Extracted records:
-=-=-=-=-

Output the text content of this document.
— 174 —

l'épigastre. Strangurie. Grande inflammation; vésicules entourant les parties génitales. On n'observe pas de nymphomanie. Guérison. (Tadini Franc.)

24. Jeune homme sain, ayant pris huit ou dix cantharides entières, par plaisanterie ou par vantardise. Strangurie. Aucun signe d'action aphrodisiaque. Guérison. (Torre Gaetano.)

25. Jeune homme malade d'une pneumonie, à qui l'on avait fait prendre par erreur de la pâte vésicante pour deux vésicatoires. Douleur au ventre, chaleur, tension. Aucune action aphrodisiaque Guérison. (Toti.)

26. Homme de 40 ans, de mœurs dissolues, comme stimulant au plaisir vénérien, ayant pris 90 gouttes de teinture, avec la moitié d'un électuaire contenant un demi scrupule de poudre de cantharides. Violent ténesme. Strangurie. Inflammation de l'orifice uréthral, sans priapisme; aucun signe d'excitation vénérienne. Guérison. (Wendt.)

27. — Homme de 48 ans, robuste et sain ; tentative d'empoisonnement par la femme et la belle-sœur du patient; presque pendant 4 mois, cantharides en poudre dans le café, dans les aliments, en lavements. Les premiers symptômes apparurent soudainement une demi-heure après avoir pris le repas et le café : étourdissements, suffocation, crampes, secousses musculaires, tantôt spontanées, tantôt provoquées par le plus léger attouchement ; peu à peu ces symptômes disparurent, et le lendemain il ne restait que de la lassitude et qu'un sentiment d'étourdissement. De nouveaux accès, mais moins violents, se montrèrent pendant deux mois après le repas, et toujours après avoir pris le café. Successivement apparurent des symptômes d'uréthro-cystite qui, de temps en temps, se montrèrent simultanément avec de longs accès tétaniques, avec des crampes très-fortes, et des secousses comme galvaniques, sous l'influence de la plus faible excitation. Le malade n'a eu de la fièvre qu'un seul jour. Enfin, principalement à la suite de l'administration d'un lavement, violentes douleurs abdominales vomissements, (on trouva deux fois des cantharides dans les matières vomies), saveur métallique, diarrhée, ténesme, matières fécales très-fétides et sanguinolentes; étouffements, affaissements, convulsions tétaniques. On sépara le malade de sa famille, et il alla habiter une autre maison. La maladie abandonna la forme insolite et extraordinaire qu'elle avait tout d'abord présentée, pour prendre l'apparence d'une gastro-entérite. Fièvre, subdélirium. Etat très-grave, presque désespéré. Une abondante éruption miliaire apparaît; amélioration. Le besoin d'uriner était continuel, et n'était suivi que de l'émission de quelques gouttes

-=-=-=-=-

- _TASK STATEMENT_
All entries must be repeated verbatim.

- _RESPONSE TO THIS TASK_
Output the text content of this document.
— 174 —

l'épigastre. Strangurie. Grande inflammation; vésicules entourant les parties génitales. On n'observe pas de nymphomanie. Guérison. (Tadini Franc.)

24. Jeune homme sain, ayant pris huit ou dix cantharides entières, par plaisanterie ou par vantardise. Strangurie. Aucun signe d'action aphrodisiaque. Guérison. (Torre Gaetano.)

25. Jeune homme malade d'une pneumonie, à qui l'on avait fait prendre par erreur de la pâte vésicante pour deux vésicatoires. Douleur au ventre, chaleur, tension. Aucune action aphrodisiaque Guérison. (Toti.)

26. Homme de 40 ans, de mœurs dissolues, comme stimulant au plaisir vénérien, ayant pris 90 gouttes de teinture, avec la moitié d'un électuaire contenant un demi scrupule de poudre de cantharides. Violent ténesme. Strangurie. Inflammation de l'orifice uréthral, sans priapisme; aucun signe d'excitation vénérienne. Guérison. (Wendt.)

27. — Homme de 48 ans, robuste et sain ; tentative d'empoisonnement par la femme et la belle-sœur du patient; presque pendant 4 mois, cantharides en poudre dans le café, dans les aliments, en lavements. Les premiers symptômes apparurent soudainement une demi-heure après avoir pris le repas et le café : étourdissements, suffocation, crampes, secousses musculaires, tantôt spontanées, tantôt provoquées par le plus léger attouchement ; peu à peu ces symptômes disparurent, et le lendemain il ne restait que de la lassitude et qu'un sentiment d'étourdissement. De nouveaux accès, mais moins violents, se montrèrent pendant deux mois après le repas, et toujours après avoir pris le café. Successivement apparurent des symptômes d'uréthro-cystite qui, de temps en temps, se montrèrent simultanément avec de longs accès tétaniques, avec des crampes très-fortes, et des secousses comme galvaniques, sous l'influence de la plus faible excitation. Le malade n'a eu de la fièvre qu'un seul jour. Enfin, principalement à la suite de l'administration d'un lavement, violentes douleurs abdominales vomissements, (on trouva deux fois des cantharides dans les matières vomies), saveur métallique, diarrhée, ténesme, matières fécales très-fétides et sanguinolentes; étouffements, affaissements, convulsions tétaniques. On sépara le malade de sa famille, et il alla habiter une autre maison. La maladie abandonna la forme insolite et extraordinaire qu'elle avait tout d'abord présentée, pour prendre l'apparence d'une gastro-entérite. Fièvre, subdélirium. Etat très-grave, presque désespéré. Une abondante éruption miliaire apparaît; amélioration. Le besoin d'uriner était continuel, et n'était suivi que de l'émission de quelques gouttes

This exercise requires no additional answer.